# GOAL OF THE EXERCISE
Can you pull out each line of the data below that includes the word "this"?

# RECORDS SUPPLIED

***

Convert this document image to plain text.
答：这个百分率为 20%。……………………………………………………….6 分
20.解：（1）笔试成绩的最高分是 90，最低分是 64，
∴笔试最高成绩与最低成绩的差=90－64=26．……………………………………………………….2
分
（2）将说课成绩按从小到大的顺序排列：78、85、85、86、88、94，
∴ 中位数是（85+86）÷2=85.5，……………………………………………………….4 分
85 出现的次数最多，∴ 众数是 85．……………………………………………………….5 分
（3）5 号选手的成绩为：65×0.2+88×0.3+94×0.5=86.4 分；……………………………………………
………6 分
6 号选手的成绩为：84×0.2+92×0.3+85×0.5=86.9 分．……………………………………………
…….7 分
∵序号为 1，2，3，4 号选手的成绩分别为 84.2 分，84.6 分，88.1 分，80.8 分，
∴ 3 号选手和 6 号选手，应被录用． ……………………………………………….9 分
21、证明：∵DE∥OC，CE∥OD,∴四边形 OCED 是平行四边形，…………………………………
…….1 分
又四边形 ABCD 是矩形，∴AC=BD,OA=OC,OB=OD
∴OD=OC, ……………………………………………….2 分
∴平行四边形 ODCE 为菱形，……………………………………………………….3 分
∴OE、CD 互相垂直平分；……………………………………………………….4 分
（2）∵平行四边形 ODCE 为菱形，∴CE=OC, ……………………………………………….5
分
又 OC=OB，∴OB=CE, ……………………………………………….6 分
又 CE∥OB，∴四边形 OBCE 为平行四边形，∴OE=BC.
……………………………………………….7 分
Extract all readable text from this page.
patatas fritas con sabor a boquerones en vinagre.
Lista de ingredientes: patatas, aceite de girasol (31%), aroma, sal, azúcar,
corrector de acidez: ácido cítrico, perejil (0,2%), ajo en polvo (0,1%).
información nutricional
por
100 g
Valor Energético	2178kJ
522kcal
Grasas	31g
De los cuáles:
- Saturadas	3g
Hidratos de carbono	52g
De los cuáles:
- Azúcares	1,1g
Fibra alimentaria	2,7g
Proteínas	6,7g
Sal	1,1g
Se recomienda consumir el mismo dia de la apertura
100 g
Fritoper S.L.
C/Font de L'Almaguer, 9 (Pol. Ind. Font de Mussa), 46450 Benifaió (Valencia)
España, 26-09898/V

***

# PROBLEM SOLUTION
Convert this document image to plain text.
Extract all readable text from this page.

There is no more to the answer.